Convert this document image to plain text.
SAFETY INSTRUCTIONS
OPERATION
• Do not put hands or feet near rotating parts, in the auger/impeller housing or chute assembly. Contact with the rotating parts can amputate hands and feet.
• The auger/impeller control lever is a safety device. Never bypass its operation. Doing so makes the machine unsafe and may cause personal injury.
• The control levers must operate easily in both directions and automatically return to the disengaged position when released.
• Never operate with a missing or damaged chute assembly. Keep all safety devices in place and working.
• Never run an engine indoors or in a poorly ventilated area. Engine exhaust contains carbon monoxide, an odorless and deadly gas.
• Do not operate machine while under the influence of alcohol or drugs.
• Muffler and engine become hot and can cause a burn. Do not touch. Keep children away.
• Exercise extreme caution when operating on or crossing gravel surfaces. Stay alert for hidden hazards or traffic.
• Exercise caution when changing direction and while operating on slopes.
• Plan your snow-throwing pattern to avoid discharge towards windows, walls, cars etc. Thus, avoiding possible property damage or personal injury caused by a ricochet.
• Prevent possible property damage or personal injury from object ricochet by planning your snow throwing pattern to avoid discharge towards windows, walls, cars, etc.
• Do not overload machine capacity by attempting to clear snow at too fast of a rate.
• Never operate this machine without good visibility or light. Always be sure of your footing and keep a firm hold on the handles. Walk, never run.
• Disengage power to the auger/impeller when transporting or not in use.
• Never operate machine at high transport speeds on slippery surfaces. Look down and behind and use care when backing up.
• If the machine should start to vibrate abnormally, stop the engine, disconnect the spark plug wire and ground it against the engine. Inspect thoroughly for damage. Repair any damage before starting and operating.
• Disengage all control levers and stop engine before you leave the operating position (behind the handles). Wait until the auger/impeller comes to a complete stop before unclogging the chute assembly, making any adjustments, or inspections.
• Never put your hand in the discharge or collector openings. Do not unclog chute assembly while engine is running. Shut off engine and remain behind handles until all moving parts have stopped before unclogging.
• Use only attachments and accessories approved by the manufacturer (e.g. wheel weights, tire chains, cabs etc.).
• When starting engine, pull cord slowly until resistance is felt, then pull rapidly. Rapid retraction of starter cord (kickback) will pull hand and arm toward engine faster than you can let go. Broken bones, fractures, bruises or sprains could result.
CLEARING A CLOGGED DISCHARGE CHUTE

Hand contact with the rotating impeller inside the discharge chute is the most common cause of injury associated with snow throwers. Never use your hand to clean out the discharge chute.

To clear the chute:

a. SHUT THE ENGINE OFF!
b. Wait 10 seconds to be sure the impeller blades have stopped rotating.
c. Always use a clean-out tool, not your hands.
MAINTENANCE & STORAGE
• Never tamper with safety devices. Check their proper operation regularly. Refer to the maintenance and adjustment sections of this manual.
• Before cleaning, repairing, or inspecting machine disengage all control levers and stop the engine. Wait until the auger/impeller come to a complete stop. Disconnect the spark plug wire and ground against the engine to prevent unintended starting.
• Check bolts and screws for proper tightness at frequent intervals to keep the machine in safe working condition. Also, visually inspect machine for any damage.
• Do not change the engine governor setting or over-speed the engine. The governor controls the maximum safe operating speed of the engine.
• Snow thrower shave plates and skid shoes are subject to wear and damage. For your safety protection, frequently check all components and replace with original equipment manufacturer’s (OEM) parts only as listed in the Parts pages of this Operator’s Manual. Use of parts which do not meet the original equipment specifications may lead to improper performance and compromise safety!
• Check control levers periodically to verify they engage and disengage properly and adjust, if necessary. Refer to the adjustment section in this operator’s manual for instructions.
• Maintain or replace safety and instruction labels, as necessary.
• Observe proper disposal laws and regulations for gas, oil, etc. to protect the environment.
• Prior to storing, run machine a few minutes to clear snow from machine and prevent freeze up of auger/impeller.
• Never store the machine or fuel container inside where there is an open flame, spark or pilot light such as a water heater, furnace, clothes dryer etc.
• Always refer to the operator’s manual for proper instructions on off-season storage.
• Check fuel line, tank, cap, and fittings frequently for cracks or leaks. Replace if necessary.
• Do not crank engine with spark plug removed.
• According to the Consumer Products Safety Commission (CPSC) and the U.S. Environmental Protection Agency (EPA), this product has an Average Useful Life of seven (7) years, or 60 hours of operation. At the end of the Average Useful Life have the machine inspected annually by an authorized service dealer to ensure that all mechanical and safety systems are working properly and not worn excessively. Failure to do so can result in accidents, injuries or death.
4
━━━━━━━━━━━━━━━━━━━━
**WHAT THE TASK REQUIRES**
In the listing above, how many lines include the word "Always"? Answer with the number and nothing more.

**EXERCISE RESULT**
3